[Request]
From the listing that follows, extract every line and set it down unaltered.

[Data for processing]
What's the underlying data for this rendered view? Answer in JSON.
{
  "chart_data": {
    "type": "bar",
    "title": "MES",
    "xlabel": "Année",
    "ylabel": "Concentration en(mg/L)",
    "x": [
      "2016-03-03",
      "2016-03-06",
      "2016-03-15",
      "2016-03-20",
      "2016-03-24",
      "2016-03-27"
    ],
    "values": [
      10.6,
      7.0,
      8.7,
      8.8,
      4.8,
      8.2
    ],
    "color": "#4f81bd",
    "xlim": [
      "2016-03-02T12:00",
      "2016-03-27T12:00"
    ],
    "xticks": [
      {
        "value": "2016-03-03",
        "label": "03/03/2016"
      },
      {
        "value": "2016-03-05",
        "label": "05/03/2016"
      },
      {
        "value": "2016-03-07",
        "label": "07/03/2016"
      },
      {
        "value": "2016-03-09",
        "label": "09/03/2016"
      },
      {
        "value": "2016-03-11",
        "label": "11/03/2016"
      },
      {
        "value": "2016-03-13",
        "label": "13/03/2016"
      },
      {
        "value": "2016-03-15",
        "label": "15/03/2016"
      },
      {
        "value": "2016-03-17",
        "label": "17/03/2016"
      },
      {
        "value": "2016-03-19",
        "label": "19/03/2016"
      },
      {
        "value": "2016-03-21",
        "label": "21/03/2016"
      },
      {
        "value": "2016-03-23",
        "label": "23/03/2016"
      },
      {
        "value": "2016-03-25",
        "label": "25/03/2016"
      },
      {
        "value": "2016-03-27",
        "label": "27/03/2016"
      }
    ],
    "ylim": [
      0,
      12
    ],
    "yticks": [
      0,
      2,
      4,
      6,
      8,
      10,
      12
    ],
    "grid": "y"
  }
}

[Output of the task]
What's the underlying data for this rendered view? Answer in JSON.
{
  "chart_data": {
    "type": "bar",
    "title": "MES",
    "xlabel": "Année",
    "ylabel": "Concentration en(mg/L)",
    "x": [
      "2016-03-03",
      "2016-03-06",
      "2016-03-15",
      "2016-03-20",
      "2016-03-24",
      "2016-03-27"
    ],
    "values": [
      10.6,
      7.0,
      8.7,
      8.8,
      4.8,
      8.2
    ],
    "color": "#4f81bd",
    "xlim": [
      "2016-03-02T12:00",
      "2016-03-27T12:00"
    ],
    "xticks": [
      {
        "value": "2016-03-03",
        "label": "03/03/2016"
      },
      {
        "value": "2016-03-05",
        "label": "05/03/2016"
      },
      {
        "value": "2016-03-07",
        "label": "07/03/2016"
      },
      {
        "value": "2016-03-09",
        "label": "09/03/2016"
      },
      {
        "value": "2016-03-11",
        "label": "11/03/2016"
      },
      {
        "value": "2016-03-13",
        "label": "13/03/2016"
      },
      {
        "value": "2016-03-15",
        "label": "15/03/2016"
      },
      {
        "value": "2016-03-17",
        "label": "17/03/2016"
      },
      {
        "value": "2016-03-19",
        "label": "19/03/2016"
      },
      {
        "value": "2016-03-21",
        "label": "21/03/2016"
      },
      {
        "value": "2016-03-23",
        "label": "23/03/2016"
      },
      {
        "value": "2016-03-25",
        "label": "25/03/2016"
      },
      {
        "value": "2016-03-27",
        "label": "27/03/2016"
      }
    ],
    "ylim": [
      0,
      12
    ],
    "yticks": [
      0,
      2,
      4,
      6,
      8,
      10,
      12
    ],
    "grid": "y"
  }
}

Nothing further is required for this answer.